Could you copy word for word the part of the excerpt on the cancelled property sale that opens with the words containing "9.13. On 18" and closes with "let me know."?

_Page_.
** Begin **

9.12. Thereafter on 14
February 2013 the transfer costs in the amount of R91 633.40 was paid
by the Trust.
9.13. On 18 February 2013
a further email was directed to the Trust only by Me Adele Norval,
secretary of the first respondent,
informing fifth respondent:

I have not
heard anything from you about the guarantee. It is my instructions
from the liquidators that if we do not receive the
guarantee by close
of business today, they will cancel the agreement and you will
forfeit all monies already paid, as breach of
the contract. The
property will then be put back on auction. Please let me know.
Regards,
Adele
Coopers Bezuidenhout”
9.14. Subsequently on 19
February 2013 a letter addressed to the Haripersad Family Trust by
email (a copy of which was sent to the
applicant’s email
address) informed the Trust that

We therefore
inform you herewith in terms of paragraph 5 of our said letter as
read with clause 15 of the said agreement of sale,
that the sellers
herewith cancel the said agreement of sale, between our clients, as
the sellers, and you the purchaser and the
sellers retain all amounts
paid by you as rouwkoop which you forfeit to our clients as provided
for by the said agreement.”

** End **

_Data section_.
** Begin **

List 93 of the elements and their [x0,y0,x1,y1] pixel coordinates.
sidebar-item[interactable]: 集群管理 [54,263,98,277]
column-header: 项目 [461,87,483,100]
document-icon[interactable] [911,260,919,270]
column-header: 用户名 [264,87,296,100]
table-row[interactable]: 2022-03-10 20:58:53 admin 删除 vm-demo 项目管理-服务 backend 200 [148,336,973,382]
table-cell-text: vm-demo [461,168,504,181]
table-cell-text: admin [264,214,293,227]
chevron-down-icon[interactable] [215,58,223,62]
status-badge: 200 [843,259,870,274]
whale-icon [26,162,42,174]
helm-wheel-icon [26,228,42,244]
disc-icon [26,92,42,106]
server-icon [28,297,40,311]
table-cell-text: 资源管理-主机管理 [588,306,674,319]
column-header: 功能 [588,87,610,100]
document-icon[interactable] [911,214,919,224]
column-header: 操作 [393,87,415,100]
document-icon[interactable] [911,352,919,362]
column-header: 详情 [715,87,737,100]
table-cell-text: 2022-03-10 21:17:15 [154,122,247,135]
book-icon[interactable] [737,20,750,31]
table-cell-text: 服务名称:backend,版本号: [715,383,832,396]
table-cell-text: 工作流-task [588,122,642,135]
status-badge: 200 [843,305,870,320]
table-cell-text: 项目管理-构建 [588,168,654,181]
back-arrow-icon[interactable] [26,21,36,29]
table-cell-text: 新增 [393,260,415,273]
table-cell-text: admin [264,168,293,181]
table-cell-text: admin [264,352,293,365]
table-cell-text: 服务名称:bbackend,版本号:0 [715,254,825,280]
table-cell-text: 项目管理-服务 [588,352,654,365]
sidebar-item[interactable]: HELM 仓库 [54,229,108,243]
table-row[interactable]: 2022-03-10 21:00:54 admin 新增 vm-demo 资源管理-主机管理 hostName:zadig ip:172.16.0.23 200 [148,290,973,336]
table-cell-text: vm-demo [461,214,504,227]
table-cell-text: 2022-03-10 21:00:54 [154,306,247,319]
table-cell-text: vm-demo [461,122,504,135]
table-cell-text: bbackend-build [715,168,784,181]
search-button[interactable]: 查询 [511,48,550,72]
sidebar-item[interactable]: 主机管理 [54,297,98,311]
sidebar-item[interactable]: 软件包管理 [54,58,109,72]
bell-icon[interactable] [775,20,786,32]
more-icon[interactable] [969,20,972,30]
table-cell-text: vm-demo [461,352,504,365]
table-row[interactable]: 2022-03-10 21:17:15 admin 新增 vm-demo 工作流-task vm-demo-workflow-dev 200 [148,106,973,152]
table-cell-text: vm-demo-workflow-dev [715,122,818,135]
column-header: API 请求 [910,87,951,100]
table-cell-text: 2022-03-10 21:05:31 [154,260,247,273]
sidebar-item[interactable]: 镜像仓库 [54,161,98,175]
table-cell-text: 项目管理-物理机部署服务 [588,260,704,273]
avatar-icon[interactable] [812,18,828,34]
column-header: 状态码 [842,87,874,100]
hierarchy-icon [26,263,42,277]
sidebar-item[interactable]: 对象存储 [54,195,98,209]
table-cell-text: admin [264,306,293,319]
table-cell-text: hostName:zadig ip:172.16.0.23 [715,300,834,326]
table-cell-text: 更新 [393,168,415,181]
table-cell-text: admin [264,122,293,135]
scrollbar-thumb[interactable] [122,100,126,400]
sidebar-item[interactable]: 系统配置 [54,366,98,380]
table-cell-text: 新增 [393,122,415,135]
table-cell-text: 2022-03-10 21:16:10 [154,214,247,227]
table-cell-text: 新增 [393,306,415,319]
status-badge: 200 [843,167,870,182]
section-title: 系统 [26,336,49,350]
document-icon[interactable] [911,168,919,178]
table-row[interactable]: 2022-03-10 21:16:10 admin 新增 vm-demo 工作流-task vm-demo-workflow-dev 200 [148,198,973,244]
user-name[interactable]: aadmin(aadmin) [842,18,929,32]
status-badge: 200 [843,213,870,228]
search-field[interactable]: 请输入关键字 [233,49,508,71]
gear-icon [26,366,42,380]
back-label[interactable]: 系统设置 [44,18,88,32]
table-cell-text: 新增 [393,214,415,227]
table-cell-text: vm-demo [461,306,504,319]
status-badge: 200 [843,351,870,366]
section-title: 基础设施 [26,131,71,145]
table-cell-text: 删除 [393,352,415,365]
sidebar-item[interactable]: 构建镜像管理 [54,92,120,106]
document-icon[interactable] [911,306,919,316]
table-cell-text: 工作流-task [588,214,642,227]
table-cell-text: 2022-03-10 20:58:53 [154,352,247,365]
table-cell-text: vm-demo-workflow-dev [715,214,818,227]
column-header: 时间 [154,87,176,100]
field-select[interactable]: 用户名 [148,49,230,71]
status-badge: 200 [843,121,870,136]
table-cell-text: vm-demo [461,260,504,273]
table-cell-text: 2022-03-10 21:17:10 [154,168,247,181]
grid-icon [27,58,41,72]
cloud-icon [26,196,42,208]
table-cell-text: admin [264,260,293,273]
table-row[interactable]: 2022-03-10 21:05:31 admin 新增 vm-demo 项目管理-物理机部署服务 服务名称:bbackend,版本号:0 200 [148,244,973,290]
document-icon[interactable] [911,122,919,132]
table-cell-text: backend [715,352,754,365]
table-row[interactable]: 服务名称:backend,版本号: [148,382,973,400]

** End **

_Right answer_.
9.13. On 18 February 2013
a further email was directed to the Trust only by Me Adele Norval,
secretary of the first respondent,
informing fifth respondent:

I have not
heard anything from you about the guarantee. It is my instructions
from the liquidators that if we do not receive the
guarantee by close
of business today, they will cancel the agreement and you will
forfeit all monies already paid, as breach of
the contract. The
property will then be put back on auction. Please let me know.